◆ What the task requires: State how many lines in the listing below include the word "name". Give nothing but the number.

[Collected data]
— begin —
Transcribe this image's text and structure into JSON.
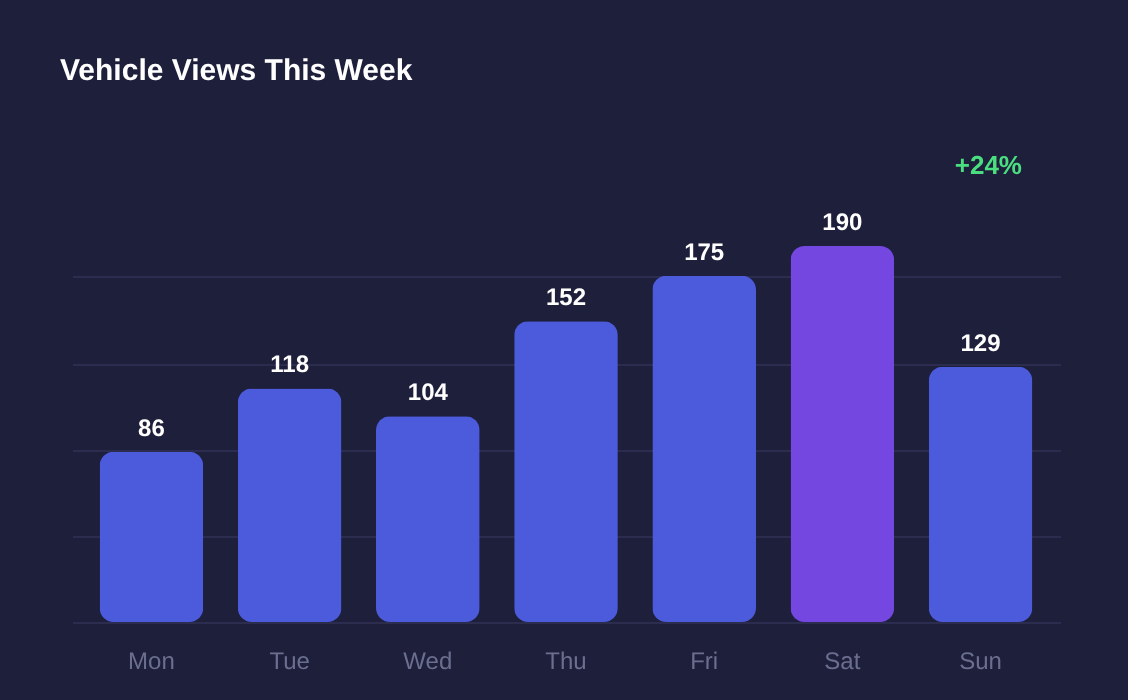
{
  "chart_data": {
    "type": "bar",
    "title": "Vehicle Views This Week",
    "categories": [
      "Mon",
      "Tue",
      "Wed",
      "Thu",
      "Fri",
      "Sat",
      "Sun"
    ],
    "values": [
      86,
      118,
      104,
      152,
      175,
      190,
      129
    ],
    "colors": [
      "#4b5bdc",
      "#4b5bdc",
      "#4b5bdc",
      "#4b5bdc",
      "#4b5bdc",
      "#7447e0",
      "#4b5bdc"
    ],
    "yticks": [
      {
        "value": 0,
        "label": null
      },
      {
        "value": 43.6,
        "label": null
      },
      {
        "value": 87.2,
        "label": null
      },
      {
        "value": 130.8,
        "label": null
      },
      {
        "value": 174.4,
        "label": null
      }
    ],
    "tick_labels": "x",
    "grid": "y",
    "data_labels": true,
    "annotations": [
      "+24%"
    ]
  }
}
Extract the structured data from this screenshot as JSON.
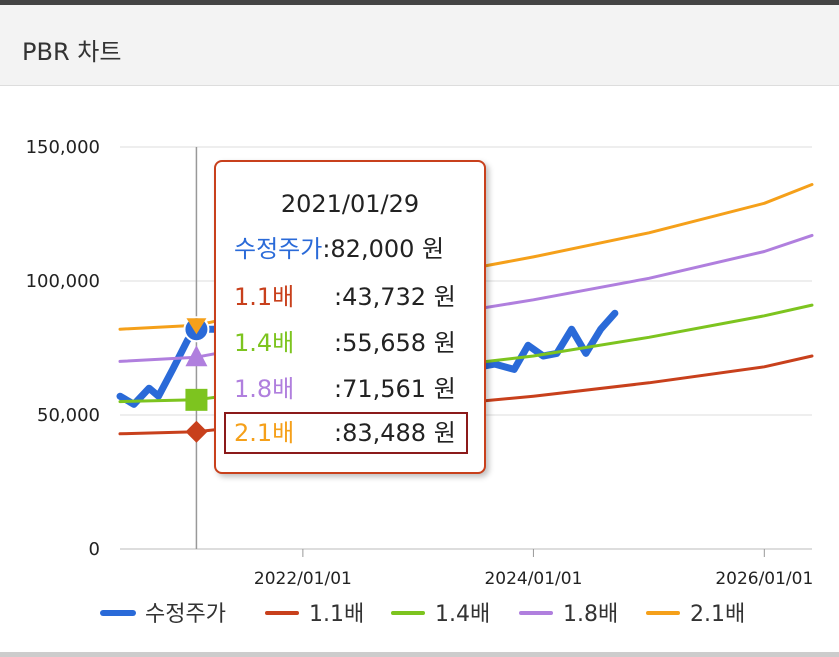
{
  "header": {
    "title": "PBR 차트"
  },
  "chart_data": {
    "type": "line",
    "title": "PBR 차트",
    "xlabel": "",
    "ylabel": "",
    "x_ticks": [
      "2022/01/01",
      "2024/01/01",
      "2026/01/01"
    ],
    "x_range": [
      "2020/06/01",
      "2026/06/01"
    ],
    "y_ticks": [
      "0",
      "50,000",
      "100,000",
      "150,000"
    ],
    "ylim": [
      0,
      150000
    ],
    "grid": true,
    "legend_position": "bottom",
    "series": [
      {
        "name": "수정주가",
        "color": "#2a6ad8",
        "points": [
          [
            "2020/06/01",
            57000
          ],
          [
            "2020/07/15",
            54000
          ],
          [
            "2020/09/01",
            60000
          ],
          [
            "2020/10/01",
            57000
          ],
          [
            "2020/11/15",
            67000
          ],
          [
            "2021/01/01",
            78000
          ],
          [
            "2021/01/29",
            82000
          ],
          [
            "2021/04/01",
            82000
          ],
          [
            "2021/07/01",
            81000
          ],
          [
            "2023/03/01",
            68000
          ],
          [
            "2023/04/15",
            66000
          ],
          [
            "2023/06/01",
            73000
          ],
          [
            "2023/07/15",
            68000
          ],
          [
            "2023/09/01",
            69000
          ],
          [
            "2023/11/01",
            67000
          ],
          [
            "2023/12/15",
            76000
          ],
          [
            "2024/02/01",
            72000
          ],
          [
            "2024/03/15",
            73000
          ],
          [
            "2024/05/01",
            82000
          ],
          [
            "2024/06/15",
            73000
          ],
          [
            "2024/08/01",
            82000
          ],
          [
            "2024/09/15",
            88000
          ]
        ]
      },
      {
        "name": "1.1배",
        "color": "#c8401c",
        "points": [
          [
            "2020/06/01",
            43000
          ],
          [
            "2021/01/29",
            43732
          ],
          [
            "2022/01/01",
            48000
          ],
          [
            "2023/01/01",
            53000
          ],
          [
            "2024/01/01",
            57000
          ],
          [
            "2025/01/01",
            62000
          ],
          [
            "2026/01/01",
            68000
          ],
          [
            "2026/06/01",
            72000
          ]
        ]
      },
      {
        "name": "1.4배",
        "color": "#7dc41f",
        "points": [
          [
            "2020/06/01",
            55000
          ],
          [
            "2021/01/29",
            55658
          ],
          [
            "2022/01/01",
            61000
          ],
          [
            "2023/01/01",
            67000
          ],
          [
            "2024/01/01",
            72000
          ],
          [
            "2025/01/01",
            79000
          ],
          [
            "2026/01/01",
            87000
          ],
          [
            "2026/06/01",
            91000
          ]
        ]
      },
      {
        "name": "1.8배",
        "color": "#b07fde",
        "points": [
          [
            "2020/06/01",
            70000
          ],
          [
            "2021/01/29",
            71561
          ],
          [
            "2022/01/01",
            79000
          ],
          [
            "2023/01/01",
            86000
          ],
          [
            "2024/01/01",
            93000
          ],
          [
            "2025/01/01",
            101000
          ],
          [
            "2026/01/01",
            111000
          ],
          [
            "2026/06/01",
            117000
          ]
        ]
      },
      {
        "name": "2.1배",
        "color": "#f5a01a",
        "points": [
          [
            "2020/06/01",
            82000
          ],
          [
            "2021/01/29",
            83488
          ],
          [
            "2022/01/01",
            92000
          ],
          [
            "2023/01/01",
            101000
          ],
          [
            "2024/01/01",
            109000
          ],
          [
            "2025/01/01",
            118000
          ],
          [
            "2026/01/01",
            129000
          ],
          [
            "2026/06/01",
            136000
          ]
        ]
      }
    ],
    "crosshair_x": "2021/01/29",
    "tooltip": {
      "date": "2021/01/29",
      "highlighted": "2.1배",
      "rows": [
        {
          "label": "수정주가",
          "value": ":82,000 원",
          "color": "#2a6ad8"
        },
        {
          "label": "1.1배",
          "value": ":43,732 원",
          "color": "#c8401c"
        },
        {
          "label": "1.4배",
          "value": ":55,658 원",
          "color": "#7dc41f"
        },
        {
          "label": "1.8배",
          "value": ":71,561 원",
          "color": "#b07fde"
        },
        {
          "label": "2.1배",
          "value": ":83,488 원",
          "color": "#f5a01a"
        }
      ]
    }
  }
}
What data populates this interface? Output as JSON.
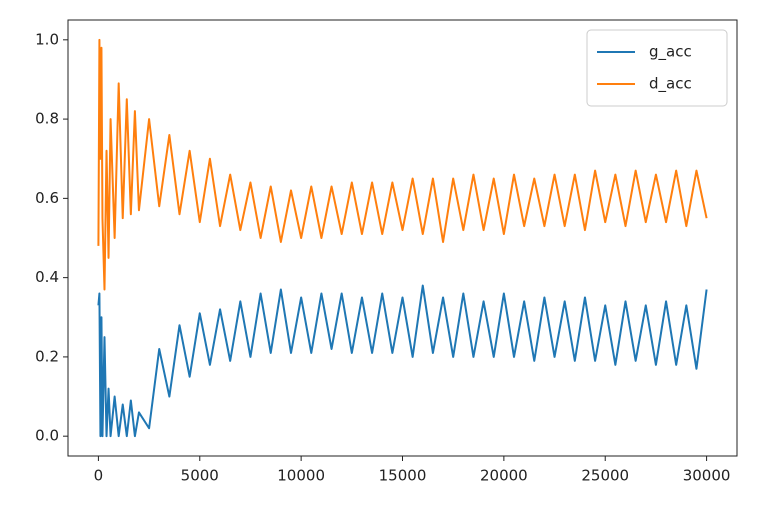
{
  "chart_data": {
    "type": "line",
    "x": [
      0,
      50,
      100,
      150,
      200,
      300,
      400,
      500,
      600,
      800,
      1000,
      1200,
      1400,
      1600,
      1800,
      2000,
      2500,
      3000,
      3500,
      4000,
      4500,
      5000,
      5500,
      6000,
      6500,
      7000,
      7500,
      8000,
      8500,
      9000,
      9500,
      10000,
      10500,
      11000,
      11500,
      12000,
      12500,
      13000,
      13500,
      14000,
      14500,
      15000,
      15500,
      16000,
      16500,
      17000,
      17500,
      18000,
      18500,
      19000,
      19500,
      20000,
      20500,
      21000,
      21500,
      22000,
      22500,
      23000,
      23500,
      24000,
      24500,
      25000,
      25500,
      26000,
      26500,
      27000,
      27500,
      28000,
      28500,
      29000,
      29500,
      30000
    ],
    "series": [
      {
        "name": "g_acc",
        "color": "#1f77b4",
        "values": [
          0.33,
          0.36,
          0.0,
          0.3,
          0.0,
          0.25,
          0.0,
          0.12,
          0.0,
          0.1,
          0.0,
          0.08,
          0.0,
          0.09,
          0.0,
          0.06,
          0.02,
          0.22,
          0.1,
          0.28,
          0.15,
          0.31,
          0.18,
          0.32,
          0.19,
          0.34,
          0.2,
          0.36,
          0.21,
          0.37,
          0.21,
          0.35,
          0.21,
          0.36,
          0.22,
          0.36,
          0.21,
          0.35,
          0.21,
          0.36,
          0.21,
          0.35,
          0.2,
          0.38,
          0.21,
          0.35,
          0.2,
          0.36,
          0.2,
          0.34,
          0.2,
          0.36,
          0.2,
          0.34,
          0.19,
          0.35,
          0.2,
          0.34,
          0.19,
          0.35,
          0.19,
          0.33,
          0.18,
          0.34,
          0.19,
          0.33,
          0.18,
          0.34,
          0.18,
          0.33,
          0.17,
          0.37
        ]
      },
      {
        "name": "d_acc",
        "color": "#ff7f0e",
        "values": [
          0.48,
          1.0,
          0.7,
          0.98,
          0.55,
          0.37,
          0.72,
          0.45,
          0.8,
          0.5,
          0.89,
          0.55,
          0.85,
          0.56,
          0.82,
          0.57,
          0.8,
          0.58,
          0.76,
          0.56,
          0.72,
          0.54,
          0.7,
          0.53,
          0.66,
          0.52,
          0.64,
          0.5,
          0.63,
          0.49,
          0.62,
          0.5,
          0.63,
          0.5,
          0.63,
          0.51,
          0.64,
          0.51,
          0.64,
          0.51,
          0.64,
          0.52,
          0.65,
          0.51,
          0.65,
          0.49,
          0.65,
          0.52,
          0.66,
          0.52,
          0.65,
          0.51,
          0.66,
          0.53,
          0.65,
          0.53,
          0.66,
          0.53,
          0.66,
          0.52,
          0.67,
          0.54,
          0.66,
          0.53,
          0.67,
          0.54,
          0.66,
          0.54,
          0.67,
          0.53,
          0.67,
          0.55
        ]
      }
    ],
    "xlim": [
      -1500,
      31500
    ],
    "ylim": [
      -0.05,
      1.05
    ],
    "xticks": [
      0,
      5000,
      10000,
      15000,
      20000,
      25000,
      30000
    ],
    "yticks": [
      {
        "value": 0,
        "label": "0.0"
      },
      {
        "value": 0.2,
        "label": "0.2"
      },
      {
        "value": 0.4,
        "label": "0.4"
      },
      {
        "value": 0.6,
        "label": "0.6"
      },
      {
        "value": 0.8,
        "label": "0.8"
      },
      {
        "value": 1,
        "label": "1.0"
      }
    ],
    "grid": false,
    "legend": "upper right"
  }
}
— end —
◆ Result of this exercise: 7